● Dataset excerpts:

|---|

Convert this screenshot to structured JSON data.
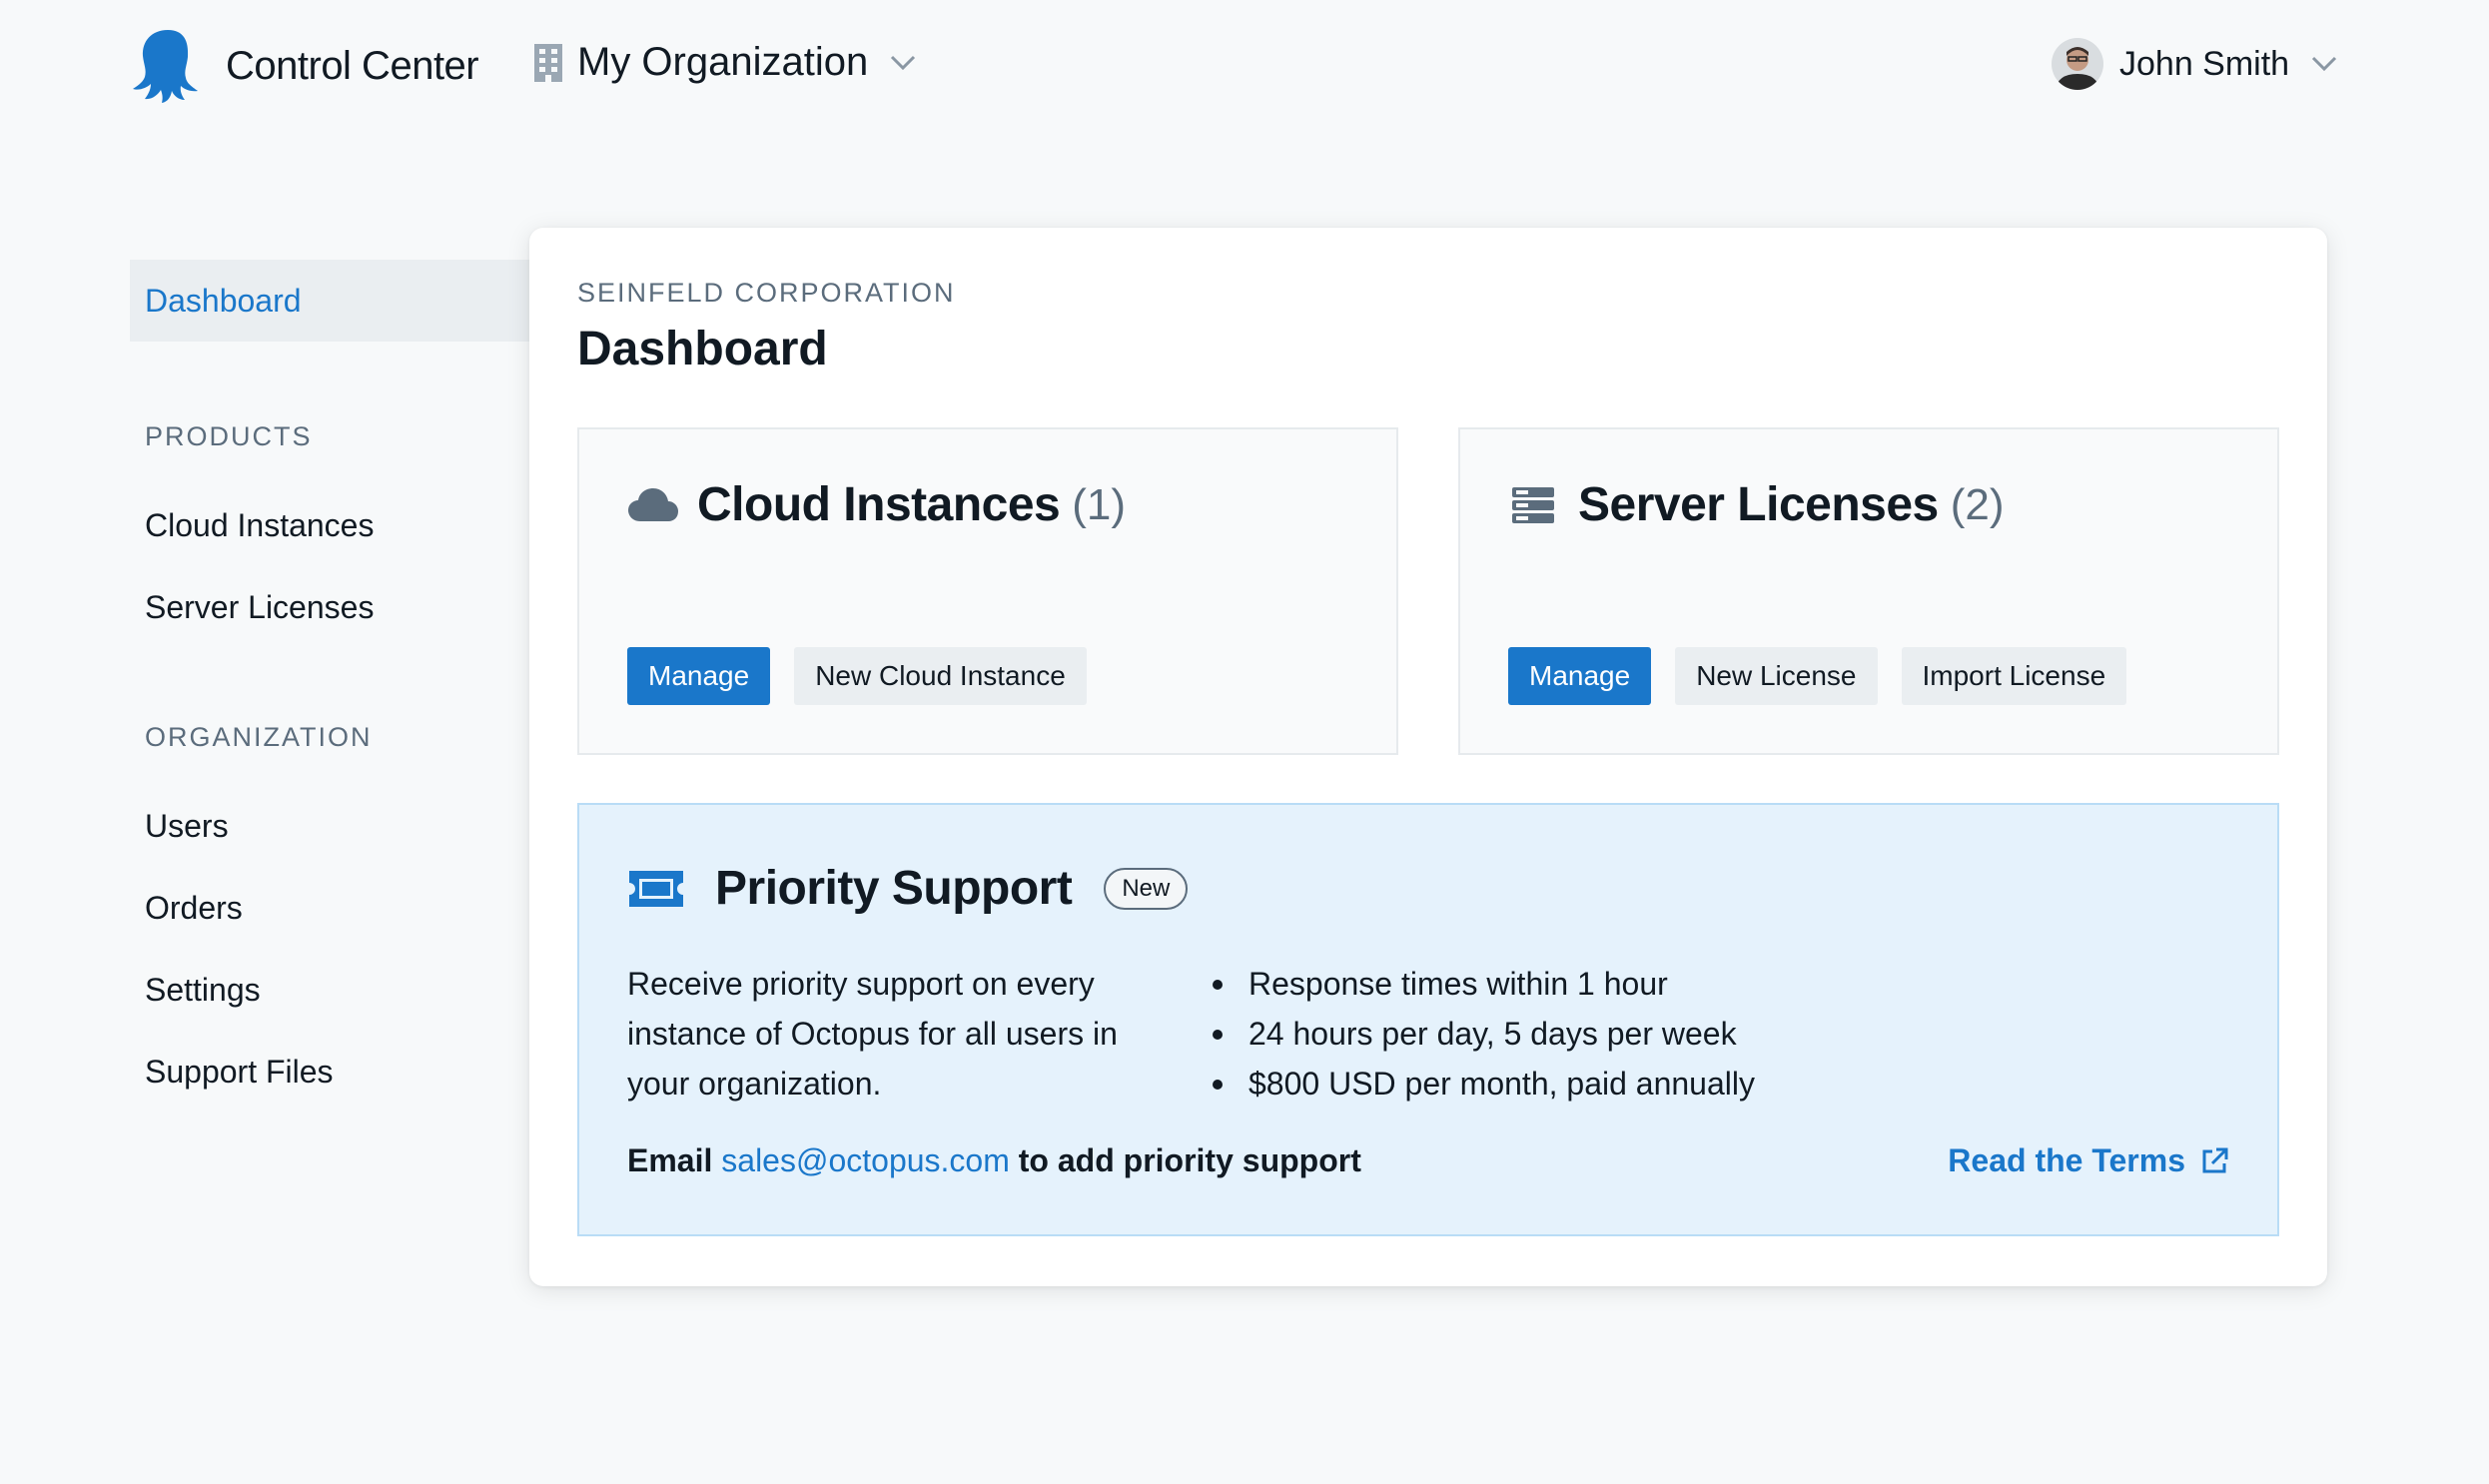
{
  "header": {
    "brand_name": "Control Center",
    "org_name": "My Organization",
    "user_name": "John Smith"
  },
  "sidebar": {
    "active_item": "Dashboard",
    "products_heading": "PRODUCTS",
    "products": [
      {
        "label": "Cloud Instances"
      },
      {
        "label": "Server Licenses"
      }
    ],
    "organization_heading": "ORGANIZATION",
    "organization": [
      {
        "label": "Users"
      },
      {
        "label": "Orders"
      },
      {
        "label": "Settings"
      },
      {
        "label": "Support Files"
      }
    ]
  },
  "main": {
    "eyebrow": "SEINFELD CORPORATION",
    "title": "Dashboard",
    "cloud_panel": {
      "icon": "cloud-icon",
      "title": "Cloud Instances",
      "count": "(1)",
      "buttons": {
        "manage": "Manage",
        "new": "New Cloud Instance"
      }
    },
    "server_panel": {
      "icon": "server-icon",
      "title": "Server Licenses",
      "count": "(2)",
      "buttons": {
        "manage": "Manage",
        "new": "New License",
        "import": "Import License"
      }
    },
    "support": {
      "icon": "ticket-icon",
      "title": "Priority Support",
      "badge": "New",
      "description": "Receive priority support on every instance of Octopus for all users in your organization.",
      "features": [
        "Response times within 1 hour",
        "24 hours per day, 5 days per week",
        "$800 USD per month, paid annually"
      ],
      "email_prefix": "Email",
      "email": "sales@octopus.com",
      "email_suffix": "to add priority support",
      "terms_link": "Read the Terms"
    }
  },
  "colors": {
    "accent": "#1a77ca",
    "background": "#f7f9fa",
    "support_bg": "#e5f2fc",
    "text": "#111a23",
    "muted": "#5b6c7c"
  }
}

|---|

● WRITTEN TASK:
Find and copy every line in the entries above where the string "label" occurs.

● THE ANSWER:
        "label": "Cloud Instances"
        "label": "Server Licenses"
        "label": "Users"
        "label": "Orders"
        "label": "Settings"
        "label": "Support Files"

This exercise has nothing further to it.